## YOUR INSTRUCTIONS
Gather each line containing the string "name" from these entries.

-- -- --

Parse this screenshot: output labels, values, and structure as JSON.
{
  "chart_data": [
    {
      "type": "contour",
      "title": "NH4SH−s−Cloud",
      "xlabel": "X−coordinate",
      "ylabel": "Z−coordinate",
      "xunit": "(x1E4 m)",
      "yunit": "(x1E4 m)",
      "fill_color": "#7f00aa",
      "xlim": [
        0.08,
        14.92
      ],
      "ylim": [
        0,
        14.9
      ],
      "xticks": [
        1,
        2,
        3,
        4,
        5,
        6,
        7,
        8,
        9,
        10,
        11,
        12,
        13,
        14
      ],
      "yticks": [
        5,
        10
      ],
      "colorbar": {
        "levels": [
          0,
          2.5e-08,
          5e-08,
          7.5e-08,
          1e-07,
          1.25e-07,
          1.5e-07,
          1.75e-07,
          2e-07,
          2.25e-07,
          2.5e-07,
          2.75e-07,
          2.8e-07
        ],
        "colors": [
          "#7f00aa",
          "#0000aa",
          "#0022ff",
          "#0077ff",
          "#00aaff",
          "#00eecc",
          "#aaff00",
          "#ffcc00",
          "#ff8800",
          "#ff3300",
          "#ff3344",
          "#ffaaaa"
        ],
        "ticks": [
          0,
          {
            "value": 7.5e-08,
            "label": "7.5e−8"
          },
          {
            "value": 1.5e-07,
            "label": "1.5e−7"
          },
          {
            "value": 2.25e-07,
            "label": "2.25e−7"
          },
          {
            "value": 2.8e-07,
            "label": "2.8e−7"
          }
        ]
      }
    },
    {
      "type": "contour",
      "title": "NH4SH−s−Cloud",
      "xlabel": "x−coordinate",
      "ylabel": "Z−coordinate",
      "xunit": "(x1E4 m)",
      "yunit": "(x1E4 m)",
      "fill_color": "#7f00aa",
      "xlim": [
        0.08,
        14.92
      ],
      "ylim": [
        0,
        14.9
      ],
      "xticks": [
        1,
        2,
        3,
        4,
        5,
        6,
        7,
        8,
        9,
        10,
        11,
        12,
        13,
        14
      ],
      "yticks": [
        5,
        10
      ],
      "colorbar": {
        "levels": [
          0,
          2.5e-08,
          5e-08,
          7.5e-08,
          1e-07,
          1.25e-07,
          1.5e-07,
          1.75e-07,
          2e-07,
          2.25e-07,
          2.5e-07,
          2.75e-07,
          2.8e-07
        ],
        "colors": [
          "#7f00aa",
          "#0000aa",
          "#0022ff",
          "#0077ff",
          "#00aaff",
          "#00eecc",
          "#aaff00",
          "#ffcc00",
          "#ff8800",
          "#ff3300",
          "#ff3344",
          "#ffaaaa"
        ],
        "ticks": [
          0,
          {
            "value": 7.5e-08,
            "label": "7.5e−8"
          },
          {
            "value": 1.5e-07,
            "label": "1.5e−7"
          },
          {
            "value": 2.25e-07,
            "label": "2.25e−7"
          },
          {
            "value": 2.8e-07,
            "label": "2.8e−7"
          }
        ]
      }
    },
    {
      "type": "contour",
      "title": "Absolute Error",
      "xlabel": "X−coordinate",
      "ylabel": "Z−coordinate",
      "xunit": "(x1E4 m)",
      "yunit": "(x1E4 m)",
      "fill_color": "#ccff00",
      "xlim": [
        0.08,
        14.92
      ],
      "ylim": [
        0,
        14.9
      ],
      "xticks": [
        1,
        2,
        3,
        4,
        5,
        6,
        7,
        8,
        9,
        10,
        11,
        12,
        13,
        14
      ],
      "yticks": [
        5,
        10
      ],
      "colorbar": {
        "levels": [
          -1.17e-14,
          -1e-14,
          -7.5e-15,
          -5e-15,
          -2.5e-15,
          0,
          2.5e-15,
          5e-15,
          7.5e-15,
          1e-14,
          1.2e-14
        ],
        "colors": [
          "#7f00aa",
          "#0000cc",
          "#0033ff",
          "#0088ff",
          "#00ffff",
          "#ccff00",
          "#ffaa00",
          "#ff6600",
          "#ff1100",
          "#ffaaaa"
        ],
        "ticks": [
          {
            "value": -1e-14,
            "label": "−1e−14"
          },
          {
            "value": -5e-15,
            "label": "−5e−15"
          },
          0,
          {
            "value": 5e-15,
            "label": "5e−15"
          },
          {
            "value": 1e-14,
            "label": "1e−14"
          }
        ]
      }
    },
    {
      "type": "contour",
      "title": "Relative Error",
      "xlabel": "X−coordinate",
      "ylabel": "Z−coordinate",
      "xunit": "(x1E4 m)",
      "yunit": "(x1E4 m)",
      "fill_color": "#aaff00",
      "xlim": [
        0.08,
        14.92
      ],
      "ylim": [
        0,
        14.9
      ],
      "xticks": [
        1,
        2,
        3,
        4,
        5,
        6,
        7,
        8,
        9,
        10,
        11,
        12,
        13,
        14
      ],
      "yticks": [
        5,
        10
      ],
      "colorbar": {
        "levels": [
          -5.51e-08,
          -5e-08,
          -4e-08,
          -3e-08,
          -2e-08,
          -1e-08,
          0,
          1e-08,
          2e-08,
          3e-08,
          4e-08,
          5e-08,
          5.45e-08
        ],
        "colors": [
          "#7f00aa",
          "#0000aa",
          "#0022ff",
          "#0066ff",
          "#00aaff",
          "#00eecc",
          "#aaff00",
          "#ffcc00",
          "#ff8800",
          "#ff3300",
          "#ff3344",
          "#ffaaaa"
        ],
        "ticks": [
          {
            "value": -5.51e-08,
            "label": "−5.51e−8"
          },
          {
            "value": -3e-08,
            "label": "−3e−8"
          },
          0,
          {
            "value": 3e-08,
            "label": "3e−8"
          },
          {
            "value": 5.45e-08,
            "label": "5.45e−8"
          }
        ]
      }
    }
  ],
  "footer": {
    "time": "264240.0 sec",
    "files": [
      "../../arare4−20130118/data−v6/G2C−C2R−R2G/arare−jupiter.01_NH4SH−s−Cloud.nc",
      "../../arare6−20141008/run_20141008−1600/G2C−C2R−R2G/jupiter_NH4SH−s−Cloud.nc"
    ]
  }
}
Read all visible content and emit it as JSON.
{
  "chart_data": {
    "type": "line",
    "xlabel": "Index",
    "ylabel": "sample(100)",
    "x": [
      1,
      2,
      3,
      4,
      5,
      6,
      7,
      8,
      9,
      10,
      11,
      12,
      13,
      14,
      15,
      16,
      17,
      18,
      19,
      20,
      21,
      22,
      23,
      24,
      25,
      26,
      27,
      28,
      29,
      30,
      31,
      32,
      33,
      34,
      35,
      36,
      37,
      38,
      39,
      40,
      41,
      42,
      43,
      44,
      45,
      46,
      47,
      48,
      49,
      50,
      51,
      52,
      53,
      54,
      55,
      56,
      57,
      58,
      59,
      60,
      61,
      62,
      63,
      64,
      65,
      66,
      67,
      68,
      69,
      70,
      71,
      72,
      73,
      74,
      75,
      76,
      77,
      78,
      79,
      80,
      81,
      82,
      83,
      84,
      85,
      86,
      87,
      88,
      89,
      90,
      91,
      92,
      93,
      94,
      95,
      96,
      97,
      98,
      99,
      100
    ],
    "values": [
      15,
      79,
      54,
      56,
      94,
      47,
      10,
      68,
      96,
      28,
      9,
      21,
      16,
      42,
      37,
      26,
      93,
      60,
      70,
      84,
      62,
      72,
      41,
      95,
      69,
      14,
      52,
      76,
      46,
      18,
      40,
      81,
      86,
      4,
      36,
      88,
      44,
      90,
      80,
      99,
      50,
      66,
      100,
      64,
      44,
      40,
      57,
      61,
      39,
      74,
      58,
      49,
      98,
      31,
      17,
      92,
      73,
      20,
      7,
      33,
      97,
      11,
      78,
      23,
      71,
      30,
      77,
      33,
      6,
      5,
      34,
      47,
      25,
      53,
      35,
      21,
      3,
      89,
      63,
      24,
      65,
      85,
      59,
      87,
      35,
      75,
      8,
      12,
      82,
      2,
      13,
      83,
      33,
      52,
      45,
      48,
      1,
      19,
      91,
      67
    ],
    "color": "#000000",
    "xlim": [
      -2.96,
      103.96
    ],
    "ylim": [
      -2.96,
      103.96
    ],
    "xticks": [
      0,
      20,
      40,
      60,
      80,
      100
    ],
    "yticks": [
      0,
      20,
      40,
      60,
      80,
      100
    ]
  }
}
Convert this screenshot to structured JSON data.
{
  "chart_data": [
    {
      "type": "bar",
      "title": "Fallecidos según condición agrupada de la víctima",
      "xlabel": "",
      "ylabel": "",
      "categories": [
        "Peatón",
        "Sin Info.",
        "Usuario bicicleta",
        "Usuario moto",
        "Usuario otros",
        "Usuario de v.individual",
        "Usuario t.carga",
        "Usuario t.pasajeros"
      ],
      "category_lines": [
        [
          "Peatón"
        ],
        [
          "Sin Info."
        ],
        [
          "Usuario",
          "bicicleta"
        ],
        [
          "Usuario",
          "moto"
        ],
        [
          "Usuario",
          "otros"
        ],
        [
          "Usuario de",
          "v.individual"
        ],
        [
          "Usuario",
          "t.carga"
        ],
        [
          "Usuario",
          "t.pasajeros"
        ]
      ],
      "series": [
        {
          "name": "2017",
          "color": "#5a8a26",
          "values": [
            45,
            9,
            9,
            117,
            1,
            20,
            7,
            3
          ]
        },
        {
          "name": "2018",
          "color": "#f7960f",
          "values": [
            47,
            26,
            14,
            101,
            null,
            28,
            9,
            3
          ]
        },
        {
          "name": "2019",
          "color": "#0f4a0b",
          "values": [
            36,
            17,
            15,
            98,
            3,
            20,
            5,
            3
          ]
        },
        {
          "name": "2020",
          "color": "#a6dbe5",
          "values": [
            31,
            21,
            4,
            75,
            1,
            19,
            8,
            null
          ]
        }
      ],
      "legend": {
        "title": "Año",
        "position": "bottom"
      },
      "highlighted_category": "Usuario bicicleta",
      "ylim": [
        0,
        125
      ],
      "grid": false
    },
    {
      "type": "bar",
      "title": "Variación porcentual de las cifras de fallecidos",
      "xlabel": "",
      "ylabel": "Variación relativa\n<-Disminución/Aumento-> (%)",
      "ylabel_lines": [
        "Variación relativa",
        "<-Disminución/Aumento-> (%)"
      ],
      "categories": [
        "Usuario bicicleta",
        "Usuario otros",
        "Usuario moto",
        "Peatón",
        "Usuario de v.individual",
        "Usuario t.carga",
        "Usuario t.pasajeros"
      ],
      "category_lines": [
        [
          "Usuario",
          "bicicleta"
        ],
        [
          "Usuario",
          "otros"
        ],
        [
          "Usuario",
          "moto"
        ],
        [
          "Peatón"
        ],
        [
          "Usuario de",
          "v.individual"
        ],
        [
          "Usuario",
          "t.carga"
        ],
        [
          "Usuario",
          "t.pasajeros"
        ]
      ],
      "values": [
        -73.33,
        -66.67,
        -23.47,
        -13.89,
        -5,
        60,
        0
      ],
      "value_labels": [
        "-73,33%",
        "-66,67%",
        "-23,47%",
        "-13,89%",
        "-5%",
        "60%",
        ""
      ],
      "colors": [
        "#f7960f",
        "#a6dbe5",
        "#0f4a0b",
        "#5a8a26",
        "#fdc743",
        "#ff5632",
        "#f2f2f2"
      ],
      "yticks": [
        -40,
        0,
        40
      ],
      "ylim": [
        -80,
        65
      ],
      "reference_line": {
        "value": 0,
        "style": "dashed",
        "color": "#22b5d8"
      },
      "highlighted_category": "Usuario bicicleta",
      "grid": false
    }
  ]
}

-- -- --

## FINISHED EXERCISE
          "name": "2017",
          "name": "2018",
          "name": "2019",
          "name": "2020",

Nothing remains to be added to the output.